## [Task details]
Wherever the string "escritos" occurs in a line of these records, report that line.

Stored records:
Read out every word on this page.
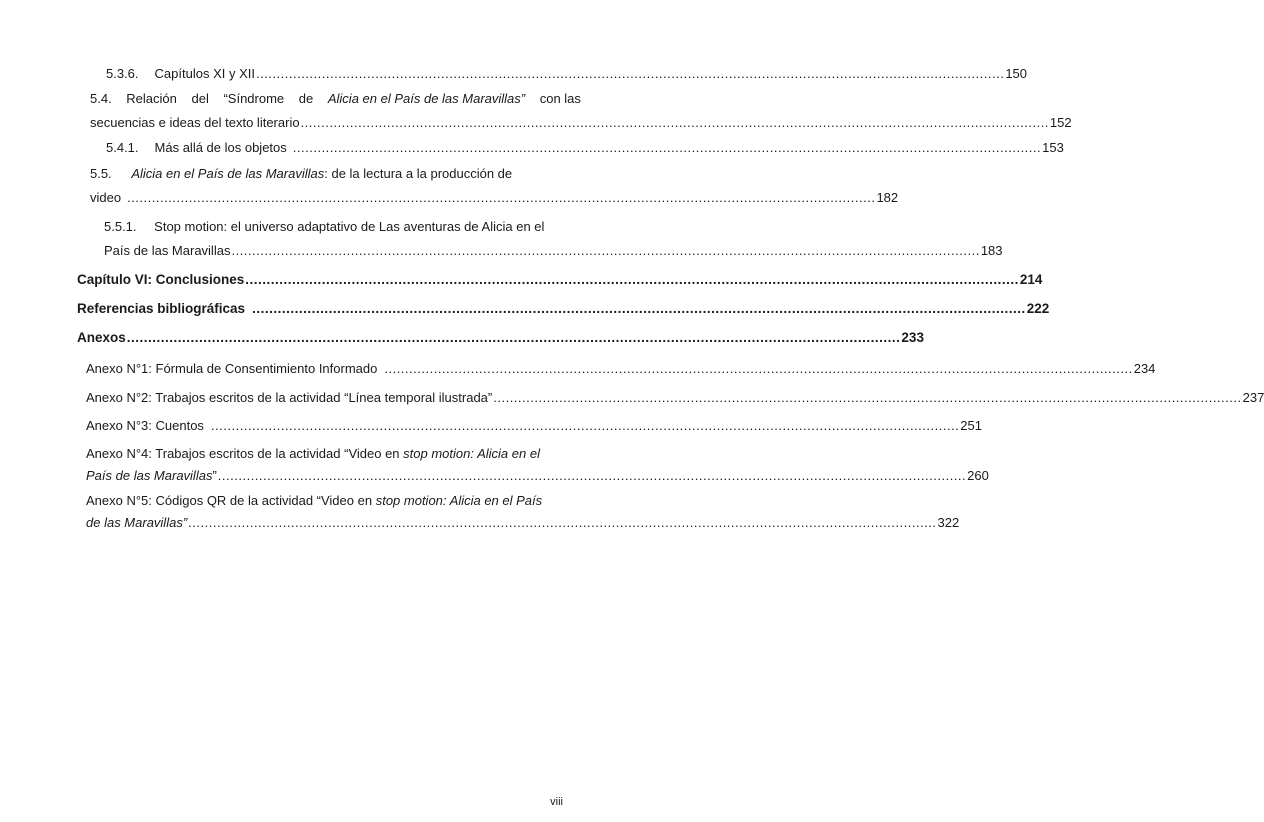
5.3.6. Capítulos XI y XII ...................................................................................................................................................................................... 150
5.4. Relación del “Síndrome de Alicia en el País de las Maravillas” con las
secuencias e ideas del texto literario ...................................................................................................................................................................................... 152
5.4.1. Más allá de los objetos ...................................................................................................................................................................................... 153
5.5. Alicia en el País de las Maravillas: de la lectura a la producción de
video ...................................................................................................................................................................................... 182
5.5.1. Stop motion: el universo adaptativo de Las aventuras de Alicia en el
País de las Maravillas ...................................................................................................................................................................................... 183
Capítulo VI: Conclusiones ...................................................................................................................................................................................... 214
Referencias bibliográficas ...................................................................................................................................................................................... 222
Anexos ...................................................................................................................................................................................... 233
Anexo N°1: Fórmula de Consentimiento Informado ...................................................................................................................................................................................... 234
Anexo N°2: Trabajos escritos de la actividad “Línea temporal ilustrada” ...................................................................................................................................................................................... 237
Anexo N°3: Cuentos ...................................................................................................................................................................................... 251
Anexo N°4: Trabajos escritos de la actividad “Video en stop motion: Alicia en el
País de las Maravillas ” ...................................................................................................................................................................................... 260
Anexo N°5: Códigos QR de la actividad “Video en stop motion: Alicia en el País
de las Maravillas” ...................................................................................................................................................................................... 322
viii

## [Expected output]
Anexo N°2: Trabajos escritos de la actividad “Línea temporal ilustrada” ...................................................................................................................................................................................... 237
Anexo N°4: Trabajos escritos de la actividad “Video en stop motion: Alicia en el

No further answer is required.